- _Work to complete_
Find how many lines in the material hold the word "were", then state that number and nothing more.

Dataset records

* * * * * * *

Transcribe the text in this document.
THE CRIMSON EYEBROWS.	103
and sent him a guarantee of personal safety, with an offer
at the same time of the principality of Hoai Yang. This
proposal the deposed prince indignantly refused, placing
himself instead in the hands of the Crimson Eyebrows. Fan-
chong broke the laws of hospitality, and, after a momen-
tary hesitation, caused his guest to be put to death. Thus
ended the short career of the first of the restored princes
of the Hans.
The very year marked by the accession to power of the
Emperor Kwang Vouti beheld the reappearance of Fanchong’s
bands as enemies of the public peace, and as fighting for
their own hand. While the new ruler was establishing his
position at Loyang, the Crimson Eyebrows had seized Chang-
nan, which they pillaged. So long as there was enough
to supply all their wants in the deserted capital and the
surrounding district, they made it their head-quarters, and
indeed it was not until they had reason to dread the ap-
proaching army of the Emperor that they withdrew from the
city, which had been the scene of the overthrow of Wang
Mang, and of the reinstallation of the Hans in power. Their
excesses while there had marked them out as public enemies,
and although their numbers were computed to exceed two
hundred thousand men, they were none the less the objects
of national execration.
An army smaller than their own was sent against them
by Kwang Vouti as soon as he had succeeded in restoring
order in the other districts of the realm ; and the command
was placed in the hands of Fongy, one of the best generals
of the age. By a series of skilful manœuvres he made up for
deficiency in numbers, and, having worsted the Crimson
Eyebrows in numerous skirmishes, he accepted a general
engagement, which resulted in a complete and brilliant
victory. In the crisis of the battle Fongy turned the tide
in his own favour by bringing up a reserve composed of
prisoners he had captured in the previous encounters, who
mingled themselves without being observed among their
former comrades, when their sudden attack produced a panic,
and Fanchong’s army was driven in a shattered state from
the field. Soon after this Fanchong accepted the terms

* * * * * * *

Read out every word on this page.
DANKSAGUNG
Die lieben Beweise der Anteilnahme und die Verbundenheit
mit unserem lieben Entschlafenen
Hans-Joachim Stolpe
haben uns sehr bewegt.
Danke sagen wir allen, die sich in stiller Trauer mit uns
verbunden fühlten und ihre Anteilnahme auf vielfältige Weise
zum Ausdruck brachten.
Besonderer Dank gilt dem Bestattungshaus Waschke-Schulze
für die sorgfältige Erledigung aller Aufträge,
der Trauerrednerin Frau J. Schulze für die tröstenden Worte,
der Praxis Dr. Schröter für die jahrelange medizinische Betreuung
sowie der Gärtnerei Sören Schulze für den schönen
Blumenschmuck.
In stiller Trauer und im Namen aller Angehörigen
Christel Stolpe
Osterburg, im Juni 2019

* * * * * * *

- _Expected answer_
2